* Problem details: Go through the material and tally the lines containing the string "axis". Give the total alone.

* Material for the task:

begin

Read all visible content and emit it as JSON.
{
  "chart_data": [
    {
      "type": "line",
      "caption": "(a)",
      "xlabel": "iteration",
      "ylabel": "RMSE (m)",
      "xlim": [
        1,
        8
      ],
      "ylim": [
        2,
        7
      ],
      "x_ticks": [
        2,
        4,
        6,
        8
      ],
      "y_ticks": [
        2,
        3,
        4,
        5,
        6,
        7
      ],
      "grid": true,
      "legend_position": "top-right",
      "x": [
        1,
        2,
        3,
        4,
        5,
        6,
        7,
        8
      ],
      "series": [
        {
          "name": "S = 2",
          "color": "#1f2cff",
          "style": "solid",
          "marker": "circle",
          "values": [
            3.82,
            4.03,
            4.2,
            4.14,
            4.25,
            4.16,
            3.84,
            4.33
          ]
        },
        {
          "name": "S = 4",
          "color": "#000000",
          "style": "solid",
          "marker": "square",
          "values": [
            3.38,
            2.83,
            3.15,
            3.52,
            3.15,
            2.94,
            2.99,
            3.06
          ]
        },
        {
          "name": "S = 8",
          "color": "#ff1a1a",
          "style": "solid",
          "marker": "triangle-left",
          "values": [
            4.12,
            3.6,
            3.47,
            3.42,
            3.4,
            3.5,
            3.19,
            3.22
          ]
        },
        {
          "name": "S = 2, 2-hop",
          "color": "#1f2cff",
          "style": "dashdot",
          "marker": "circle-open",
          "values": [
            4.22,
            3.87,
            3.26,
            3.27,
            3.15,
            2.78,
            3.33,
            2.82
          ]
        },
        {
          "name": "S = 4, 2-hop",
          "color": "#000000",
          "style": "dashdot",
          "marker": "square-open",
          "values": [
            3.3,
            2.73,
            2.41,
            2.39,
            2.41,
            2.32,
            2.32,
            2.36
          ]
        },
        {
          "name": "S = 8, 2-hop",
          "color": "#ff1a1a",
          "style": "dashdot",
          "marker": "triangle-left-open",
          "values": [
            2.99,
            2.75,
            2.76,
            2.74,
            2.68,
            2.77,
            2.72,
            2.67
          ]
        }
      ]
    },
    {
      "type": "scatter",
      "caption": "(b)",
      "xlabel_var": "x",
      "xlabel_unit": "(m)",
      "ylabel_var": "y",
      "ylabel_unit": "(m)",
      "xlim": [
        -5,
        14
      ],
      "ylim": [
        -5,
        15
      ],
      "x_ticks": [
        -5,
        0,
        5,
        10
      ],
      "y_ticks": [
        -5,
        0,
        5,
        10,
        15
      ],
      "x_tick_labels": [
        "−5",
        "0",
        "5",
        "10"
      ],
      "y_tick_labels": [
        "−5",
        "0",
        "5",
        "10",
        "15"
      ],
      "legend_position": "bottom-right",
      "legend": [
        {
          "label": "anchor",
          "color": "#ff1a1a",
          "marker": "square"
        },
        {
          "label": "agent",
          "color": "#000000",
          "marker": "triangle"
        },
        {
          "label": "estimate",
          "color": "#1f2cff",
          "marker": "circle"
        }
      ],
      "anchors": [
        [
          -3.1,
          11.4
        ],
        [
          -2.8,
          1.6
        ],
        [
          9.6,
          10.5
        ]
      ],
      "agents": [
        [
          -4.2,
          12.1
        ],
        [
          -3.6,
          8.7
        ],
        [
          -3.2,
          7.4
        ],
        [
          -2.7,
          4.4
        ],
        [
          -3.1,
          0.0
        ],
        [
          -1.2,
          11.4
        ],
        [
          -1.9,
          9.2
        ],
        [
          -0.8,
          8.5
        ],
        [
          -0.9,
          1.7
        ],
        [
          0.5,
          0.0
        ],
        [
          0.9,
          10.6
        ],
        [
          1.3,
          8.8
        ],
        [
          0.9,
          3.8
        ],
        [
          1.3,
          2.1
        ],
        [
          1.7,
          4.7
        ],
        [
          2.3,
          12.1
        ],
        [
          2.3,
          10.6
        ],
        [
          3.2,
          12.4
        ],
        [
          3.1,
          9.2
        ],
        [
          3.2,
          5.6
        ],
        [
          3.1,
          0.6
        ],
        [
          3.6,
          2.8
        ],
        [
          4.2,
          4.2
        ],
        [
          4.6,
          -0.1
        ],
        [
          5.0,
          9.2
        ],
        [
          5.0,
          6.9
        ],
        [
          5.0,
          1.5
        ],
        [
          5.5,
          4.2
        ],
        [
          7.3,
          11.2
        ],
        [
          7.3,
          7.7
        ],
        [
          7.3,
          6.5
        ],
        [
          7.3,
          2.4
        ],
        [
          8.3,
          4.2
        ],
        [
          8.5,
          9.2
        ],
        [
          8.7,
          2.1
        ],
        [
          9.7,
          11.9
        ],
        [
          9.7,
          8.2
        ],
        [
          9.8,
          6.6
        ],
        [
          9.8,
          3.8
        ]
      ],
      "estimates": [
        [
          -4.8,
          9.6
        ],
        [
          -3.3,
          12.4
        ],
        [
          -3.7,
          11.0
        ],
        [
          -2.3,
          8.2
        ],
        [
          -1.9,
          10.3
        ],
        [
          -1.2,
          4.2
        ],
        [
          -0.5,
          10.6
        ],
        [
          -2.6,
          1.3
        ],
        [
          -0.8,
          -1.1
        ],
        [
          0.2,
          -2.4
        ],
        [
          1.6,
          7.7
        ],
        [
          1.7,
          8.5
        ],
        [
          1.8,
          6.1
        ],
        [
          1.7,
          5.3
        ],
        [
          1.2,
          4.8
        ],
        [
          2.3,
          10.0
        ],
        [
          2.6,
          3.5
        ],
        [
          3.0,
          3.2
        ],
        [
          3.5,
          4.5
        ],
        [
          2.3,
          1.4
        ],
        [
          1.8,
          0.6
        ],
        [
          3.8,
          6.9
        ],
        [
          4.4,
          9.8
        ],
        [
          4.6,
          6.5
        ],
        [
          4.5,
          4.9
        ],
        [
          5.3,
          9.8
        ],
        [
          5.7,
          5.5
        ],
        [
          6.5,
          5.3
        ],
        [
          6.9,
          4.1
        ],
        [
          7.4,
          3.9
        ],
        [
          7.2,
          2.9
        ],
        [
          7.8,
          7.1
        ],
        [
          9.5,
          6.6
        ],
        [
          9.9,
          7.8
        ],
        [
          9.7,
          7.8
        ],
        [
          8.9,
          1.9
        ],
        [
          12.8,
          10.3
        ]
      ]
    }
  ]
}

end
begin

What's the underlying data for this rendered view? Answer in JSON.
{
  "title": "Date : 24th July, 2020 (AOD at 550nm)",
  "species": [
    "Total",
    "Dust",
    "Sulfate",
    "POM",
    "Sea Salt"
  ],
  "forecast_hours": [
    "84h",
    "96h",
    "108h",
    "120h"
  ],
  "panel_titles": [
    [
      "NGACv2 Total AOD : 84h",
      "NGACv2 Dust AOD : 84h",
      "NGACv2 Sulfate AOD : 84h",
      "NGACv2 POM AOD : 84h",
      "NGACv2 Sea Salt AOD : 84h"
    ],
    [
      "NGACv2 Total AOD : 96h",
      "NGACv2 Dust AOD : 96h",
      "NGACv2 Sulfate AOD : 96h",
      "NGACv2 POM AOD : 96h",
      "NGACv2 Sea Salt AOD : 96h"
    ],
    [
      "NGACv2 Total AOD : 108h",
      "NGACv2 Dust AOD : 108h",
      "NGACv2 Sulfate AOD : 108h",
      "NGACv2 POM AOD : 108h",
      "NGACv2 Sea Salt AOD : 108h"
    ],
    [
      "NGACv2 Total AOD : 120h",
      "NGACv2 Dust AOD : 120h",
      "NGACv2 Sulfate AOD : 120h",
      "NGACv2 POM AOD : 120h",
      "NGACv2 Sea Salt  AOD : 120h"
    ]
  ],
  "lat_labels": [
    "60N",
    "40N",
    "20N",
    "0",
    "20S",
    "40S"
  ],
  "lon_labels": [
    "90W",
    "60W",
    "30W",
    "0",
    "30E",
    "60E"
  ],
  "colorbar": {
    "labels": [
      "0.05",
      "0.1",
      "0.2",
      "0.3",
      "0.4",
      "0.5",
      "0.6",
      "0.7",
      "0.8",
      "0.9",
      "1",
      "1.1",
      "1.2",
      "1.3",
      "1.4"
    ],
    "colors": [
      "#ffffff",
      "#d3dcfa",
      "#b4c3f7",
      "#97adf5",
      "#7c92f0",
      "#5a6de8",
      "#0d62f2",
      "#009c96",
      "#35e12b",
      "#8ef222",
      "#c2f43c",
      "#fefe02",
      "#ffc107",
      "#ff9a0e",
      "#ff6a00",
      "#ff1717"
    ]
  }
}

end
begin

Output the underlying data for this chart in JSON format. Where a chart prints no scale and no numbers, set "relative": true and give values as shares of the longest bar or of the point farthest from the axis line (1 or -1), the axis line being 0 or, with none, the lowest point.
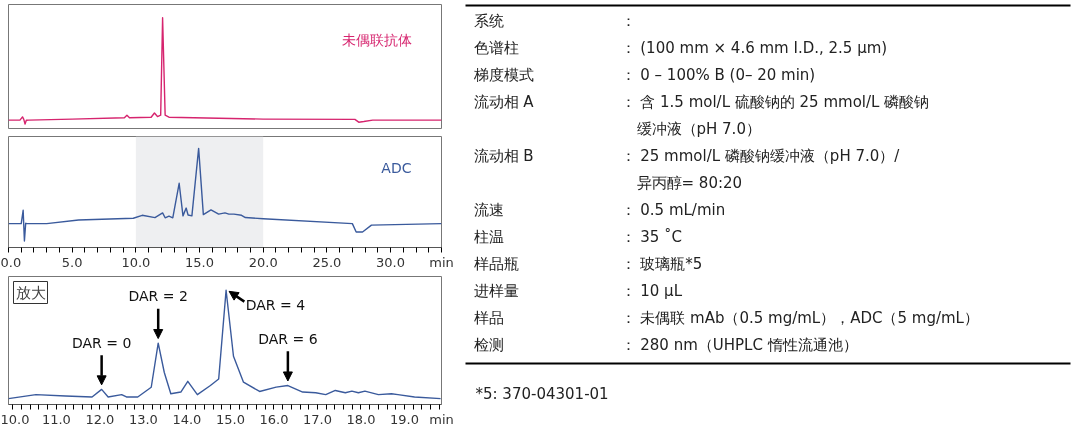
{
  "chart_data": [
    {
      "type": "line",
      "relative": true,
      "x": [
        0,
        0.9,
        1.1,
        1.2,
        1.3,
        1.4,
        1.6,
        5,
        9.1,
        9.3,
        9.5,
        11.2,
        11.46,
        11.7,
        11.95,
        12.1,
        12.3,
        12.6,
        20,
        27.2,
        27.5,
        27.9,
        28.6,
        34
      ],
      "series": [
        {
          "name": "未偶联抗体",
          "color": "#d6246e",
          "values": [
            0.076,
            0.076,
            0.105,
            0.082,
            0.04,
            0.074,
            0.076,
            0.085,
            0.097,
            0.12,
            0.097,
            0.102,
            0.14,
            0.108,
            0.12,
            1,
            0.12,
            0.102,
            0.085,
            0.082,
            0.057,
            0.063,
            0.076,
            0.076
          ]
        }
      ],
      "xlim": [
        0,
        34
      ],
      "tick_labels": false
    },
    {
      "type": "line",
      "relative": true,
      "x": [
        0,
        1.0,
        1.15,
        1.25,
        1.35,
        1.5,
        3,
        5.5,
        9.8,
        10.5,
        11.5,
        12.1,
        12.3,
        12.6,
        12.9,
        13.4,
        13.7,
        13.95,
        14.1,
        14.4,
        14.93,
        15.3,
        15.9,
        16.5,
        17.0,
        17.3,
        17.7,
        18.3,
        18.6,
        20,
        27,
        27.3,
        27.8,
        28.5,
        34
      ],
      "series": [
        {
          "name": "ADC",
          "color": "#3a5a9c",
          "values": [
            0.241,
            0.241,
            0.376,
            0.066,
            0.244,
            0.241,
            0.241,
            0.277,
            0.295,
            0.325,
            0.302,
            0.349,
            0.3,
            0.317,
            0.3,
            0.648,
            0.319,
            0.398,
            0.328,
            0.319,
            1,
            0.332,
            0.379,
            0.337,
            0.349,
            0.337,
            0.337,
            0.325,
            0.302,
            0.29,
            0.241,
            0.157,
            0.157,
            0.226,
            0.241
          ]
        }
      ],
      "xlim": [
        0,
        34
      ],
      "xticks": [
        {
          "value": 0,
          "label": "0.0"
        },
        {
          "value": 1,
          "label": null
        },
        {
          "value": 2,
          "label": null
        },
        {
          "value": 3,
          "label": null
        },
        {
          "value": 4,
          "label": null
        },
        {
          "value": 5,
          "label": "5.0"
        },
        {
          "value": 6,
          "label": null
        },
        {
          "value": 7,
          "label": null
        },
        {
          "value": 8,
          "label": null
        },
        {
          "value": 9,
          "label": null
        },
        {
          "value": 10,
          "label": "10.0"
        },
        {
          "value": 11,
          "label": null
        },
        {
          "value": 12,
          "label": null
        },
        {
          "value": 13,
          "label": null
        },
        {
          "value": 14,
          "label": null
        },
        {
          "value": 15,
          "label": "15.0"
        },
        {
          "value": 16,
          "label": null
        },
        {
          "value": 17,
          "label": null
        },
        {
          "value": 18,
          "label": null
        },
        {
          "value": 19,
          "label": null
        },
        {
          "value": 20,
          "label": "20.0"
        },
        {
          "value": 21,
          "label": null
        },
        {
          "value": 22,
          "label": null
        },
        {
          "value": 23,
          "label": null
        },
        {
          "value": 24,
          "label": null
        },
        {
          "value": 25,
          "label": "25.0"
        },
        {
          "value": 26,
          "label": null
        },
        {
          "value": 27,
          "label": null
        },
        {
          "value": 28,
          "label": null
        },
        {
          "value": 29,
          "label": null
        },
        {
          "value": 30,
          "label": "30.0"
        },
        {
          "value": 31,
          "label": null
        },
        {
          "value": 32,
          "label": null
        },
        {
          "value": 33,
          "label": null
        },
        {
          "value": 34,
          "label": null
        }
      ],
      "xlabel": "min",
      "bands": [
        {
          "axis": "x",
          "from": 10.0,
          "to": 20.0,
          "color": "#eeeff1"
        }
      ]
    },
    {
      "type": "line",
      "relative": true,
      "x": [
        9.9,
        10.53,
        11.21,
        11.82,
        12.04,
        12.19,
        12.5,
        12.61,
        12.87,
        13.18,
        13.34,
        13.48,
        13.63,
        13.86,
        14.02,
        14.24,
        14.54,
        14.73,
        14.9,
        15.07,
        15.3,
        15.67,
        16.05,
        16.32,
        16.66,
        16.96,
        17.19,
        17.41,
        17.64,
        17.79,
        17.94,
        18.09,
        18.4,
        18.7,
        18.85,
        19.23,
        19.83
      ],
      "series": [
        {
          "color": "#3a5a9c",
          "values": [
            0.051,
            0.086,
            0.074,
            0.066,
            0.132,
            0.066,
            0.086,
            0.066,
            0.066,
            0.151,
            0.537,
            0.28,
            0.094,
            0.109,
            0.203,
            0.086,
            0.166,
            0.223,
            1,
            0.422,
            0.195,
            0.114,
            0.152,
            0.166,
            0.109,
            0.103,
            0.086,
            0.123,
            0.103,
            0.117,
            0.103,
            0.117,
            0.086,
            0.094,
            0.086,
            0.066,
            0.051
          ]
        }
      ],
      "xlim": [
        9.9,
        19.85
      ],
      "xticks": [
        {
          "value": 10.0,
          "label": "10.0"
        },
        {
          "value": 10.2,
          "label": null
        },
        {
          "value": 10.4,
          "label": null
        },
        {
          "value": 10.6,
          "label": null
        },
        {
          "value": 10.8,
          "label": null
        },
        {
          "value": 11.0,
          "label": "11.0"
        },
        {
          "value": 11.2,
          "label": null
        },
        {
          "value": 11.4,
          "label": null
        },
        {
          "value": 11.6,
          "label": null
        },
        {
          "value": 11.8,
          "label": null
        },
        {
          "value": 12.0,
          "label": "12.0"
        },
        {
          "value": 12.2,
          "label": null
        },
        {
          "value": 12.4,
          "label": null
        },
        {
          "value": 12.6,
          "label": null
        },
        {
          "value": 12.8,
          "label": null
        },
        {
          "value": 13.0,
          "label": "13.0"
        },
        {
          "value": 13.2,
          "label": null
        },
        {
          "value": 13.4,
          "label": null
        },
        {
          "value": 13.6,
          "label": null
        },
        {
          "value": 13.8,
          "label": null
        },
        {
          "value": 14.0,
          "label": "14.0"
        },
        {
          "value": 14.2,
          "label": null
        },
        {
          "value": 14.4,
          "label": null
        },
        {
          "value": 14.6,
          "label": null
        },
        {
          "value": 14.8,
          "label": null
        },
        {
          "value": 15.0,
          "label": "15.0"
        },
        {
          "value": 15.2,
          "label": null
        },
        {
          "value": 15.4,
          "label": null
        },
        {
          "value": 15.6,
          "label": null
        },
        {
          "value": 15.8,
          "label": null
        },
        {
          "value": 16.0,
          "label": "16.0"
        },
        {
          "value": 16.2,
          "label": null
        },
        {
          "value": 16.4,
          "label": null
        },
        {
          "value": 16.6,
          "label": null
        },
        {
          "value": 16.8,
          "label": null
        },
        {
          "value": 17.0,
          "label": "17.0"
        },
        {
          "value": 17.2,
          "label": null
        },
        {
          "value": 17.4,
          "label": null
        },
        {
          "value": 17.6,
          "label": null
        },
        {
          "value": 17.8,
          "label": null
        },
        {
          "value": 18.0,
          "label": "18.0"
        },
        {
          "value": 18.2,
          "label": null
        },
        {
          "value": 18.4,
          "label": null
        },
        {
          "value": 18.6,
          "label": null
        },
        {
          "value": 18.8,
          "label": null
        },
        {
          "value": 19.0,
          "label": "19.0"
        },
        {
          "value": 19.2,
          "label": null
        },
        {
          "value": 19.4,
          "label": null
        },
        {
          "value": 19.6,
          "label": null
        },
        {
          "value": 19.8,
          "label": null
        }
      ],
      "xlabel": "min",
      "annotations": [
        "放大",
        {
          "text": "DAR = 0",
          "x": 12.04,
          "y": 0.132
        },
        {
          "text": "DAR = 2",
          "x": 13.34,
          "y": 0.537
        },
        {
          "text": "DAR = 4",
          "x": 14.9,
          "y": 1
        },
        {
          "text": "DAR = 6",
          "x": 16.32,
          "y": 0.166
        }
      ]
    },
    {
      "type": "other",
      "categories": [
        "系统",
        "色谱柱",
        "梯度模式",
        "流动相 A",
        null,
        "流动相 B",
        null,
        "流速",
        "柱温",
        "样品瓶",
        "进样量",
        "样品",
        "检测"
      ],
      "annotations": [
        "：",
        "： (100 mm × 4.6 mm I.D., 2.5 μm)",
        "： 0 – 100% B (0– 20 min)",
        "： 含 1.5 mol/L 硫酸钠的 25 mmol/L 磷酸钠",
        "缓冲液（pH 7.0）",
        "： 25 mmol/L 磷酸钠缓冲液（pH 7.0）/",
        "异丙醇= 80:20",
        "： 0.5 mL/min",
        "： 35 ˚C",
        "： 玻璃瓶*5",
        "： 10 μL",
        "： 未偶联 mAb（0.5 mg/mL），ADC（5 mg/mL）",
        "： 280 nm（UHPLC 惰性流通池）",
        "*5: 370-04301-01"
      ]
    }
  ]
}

end

* Finished exercise: 2